## WORK TO DO
In the data below, locate each line with the word "Approved" and list it.

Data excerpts
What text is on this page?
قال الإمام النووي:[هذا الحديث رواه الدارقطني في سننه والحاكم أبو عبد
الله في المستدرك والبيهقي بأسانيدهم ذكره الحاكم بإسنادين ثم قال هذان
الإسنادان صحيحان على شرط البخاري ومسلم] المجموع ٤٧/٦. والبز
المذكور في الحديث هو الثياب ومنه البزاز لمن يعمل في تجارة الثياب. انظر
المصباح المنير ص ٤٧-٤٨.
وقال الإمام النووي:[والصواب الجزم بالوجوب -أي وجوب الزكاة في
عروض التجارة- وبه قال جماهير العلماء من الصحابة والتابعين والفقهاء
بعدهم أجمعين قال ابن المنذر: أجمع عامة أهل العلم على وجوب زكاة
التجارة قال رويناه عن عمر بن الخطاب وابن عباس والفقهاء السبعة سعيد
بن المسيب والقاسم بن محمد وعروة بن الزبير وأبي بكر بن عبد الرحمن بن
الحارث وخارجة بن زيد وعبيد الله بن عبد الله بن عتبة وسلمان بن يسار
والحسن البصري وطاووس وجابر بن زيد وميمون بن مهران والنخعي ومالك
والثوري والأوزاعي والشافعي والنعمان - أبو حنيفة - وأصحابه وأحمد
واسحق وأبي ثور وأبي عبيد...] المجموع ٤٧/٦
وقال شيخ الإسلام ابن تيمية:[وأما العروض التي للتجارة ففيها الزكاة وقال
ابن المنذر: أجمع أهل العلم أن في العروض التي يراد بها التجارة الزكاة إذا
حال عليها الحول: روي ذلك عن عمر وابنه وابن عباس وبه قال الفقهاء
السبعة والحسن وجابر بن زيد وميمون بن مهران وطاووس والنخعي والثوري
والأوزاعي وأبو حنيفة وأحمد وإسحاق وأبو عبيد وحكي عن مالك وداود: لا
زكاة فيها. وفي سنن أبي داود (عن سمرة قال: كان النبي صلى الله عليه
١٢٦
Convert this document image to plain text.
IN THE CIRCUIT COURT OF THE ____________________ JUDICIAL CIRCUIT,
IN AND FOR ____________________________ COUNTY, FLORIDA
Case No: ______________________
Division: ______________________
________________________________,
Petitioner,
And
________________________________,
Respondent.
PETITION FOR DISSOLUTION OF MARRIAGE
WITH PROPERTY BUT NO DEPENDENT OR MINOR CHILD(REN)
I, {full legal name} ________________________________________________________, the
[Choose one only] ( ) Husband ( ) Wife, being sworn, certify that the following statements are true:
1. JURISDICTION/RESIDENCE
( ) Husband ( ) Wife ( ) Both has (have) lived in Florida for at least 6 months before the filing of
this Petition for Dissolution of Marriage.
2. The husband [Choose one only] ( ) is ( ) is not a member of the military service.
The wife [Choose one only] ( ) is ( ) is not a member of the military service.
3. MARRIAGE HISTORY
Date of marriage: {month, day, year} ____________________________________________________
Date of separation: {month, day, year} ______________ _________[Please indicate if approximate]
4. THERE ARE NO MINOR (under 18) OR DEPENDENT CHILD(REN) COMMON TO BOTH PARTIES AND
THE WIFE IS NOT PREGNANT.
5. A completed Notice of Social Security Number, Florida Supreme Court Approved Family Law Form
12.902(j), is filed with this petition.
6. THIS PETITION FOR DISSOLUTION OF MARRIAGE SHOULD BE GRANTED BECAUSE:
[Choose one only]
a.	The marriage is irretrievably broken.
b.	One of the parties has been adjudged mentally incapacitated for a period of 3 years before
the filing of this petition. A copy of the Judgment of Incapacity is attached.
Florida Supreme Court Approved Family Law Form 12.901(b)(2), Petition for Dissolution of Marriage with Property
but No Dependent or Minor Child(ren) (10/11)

## FULL ANSWER
5. A completed Notice of Social Security Number, Florida Supreme Court Approved Family Law Form
Florida Supreme Court Approved Family Law Form 12.901(b)(2), Petition for Dissolution of Marriage with Property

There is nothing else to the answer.